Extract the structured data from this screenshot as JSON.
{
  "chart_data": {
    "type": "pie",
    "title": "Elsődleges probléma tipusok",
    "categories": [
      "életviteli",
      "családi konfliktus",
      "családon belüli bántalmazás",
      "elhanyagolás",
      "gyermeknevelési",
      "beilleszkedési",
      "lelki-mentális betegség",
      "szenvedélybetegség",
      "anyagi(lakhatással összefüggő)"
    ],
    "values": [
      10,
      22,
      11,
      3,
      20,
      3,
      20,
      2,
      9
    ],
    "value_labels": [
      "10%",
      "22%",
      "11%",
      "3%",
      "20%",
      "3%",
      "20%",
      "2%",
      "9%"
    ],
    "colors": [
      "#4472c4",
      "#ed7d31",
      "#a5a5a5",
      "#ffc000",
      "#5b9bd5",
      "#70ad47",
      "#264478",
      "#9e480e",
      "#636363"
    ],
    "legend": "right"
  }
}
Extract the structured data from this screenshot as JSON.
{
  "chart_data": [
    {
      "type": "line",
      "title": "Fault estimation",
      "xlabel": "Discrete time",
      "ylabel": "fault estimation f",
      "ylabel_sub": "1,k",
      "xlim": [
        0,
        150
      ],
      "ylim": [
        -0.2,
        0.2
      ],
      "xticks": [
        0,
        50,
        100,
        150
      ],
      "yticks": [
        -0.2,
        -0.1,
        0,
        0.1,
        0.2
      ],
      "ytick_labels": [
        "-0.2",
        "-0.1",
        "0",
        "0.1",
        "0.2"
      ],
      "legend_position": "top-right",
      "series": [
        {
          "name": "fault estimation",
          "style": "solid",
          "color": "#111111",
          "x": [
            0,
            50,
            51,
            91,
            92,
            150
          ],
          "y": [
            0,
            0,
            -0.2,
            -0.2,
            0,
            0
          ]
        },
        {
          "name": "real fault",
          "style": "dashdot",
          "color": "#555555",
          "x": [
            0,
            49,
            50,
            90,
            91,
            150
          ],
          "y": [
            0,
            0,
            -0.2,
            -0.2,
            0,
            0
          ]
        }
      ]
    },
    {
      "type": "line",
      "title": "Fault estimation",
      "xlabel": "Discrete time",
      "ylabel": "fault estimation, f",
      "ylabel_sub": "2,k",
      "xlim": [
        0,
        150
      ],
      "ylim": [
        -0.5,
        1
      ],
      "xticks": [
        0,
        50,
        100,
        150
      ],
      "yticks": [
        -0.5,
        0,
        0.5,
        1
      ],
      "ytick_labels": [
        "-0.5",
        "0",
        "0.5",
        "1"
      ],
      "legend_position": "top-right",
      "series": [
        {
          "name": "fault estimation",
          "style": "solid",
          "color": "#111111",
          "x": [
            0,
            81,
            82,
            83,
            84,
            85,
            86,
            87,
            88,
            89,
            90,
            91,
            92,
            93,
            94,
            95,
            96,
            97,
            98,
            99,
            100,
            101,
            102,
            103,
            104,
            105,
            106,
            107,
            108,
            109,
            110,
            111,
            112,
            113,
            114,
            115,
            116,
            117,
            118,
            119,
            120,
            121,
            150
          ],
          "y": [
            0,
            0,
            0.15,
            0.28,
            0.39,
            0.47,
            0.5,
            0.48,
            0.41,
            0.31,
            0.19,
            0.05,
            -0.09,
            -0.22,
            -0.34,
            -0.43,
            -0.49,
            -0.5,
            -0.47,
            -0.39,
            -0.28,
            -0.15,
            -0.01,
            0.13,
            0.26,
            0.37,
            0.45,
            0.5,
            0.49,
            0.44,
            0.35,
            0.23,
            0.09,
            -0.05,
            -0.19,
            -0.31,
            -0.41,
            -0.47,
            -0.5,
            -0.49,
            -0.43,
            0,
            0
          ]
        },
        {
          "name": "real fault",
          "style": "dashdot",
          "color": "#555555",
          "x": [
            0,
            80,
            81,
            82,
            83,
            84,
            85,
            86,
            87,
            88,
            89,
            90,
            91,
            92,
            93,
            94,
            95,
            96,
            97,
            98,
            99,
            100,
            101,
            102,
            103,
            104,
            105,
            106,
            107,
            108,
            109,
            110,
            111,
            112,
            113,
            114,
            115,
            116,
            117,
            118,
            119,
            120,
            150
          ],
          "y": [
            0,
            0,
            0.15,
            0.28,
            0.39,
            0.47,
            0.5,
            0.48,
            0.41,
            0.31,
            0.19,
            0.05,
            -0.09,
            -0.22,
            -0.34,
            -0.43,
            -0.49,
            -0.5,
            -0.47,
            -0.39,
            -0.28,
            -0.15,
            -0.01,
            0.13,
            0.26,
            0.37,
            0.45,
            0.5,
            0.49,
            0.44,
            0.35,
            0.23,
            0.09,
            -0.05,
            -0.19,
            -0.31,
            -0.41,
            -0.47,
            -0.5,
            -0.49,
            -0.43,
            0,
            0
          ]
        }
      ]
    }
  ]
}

→ **DIRECTION**: Restate the listing above word for word.

→ **RESPONSE TO THIS EXERCISE**:
Extract the structured data from this screenshot as JSON.
{
  "chart_data": {
    "type": "pie",
    "title": "Elsődleges probléma tipusok",
    "categories": [
      "életviteli",
      "családi konfliktus",
      "családon belüli bántalmazás",
      "elhanyagolás",
      "gyermeknevelési",
      "beilleszkedési",
      "lelki-mentális betegség",
      "szenvedélybetegség",
      "anyagi(lakhatással összefüggő)"
    ],
    "values": [
      10,
      22,
      11,
      3,
      20,
      3,
      20,
      2,
      9
    ],
    "value_labels": [
      "10%",
      "22%",
      "11%",
      "3%",
      "20%",
      "3%",
      "20%",
      "2%",
      "9%"
    ],
    "colors": [
      "#4472c4",
      "#ed7d31",
      "#a5a5a5",
      "#ffc000",
      "#5b9bd5",
      "#70ad47",
      "#264478",
      "#9e480e",
      "#636363"
    ],
    "legend": "right"
  }
}
Extract the structured data from this screenshot as JSON.
{
  "chart_data": [
    {
      "type": "line",
      "title": "Fault estimation",
      "xlabel": "Discrete time",
      "ylabel": "fault estimation f",
      "ylabel_sub": "1,k",
      "xlim": [
        0,
        150
      ],
      "ylim": [
        -0.2,
        0.2
      ],
      "xticks": [
        0,
        50,
        100,
        150
      ],
      "yticks": [
        -0.2,
        -0.1,
        0,
        0.1,
        0.2
      ],
      "ytick_labels": [
        "-0.2",
        "-0.1",
        "0",
        "0.1",
        "0.2"
      ],
      "legend_position": "top-right",
      "series": [
        {
          "name": "fault estimation",
          "style": "solid",
          "color": "#111111",
          "x": [
            0,
            50,
            51,
            91,
            92,
            150
          ],
          "y": [
            0,
            0,
            -0.2,
            -0.2,
            0,
            0
          ]
        },
        {
          "name": "real fault",
          "style": "dashdot",
          "color": "#555555",
          "x": [
            0,
            49,
            50,
            90,
            91,
            150
          ],
          "y": [
            0,
            0,
            -0.2,
            -0.2,
            0,
            0
          ]
        }
      ]
    },
    {
      "type": "line",
      "title": "Fault estimation",
      "xlabel": "Discrete time",
      "ylabel": "fault estimation, f",
      "ylabel_sub": "2,k",
      "xlim": [
        0,
        150
      ],
      "ylim": [
        -0.5,
        1
      ],
      "xticks": [
        0,
        50,
        100,
        150
      ],
      "yticks": [
        -0.5,
        0,
        0.5,
        1
      ],
      "ytick_labels": [
        "-0.5",
        "0",
        "0.5",
        "1"
      ],
      "legend_position": "top-right",
      "series": [
        {
          "name": "fault estimation",
          "style": "solid",
          "color": "#111111",
          "x": [
            0,
            81,
            82,
            83,
            84,
            85,
            86,
            87,
            88,
            89,
            90,
            91,
            92,
            93,
            94,
            95,
            96,
            97,
            98,
            99,
            100,
            101,
            102,
            103,
            104,
            105,
            106,
            107,
            108,
            109,
            110,
            111,
            112,
            113,
            114,
            115,
            116,
            117,
            118,
            119,
            120,
            121,
            150
          ],
          "y": [
            0,
            0,
            0.15,
            0.28,
            0.39,
            0.47,
            0.5,
            0.48,
            0.41,
            0.31,
            0.19,
            0.05,
            -0.09,
            -0.22,
            -0.34,
            -0.43,
            -0.49,
            -0.5,
            -0.47,
            -0.39,
            -0.28,
            -0.15,
            -0.01,
            0.13,
            0.26,
            0.37,
            0.45,
            0.5,
            0.49,
            0.44,
            0.35,
            0.23,
            0.09,
            -0.05,
            -0.19,
            -0.31,
            -0.41,
            -0.47,
            -0.5,
            -0.49,
            -0.43,
            0,
            0
          ]
        },
        {
          "name": "real fault",
          "style": "dashdot",
          "color": "#555555",
          "x": [
            0,
            80,
            81,
            82,
            83,
            84,
            85,
            86,
            87,
            88,
            89,
            90,
            91,
            92,
            93,
            94,
            95,
            96,
            97,
            98,
            99,
            100,
            101,
            102,
            103,
            104,
            105,
            106,
            107,
            108,
            109,
            110,
            111,
            112,
            113,
            114,
            115,
            116,
            117,
            118,
            119,
            120,
            150
          ],
          "y": [
            0,
            0,
            0.15,
            0.28,
            0.39,
            0.47,
            0.5,
            0.48,
            0.41,
            0.31,
            0.19,
            0.05,
            -0.09,
            -0.22,
            -0.34,
            -0.43,
            -0.49,
            -0.5,
            -0.47,
            -0.39,
            -0.28,
            -0.15,
            -0.01,
            0.13,
            0.26,
            0.37,
            0.45,
            0.5,
            0.49,
            0.44,
            0.35,
            0.23,
            0.09,
            -0.05,
            -0.19,
            -0.31,
            -0.41,
            -0.47,
            -0.5,
            -0.49,
            -0.43,
            0,
            0
          ]
        }
      ]
    }
  ]
}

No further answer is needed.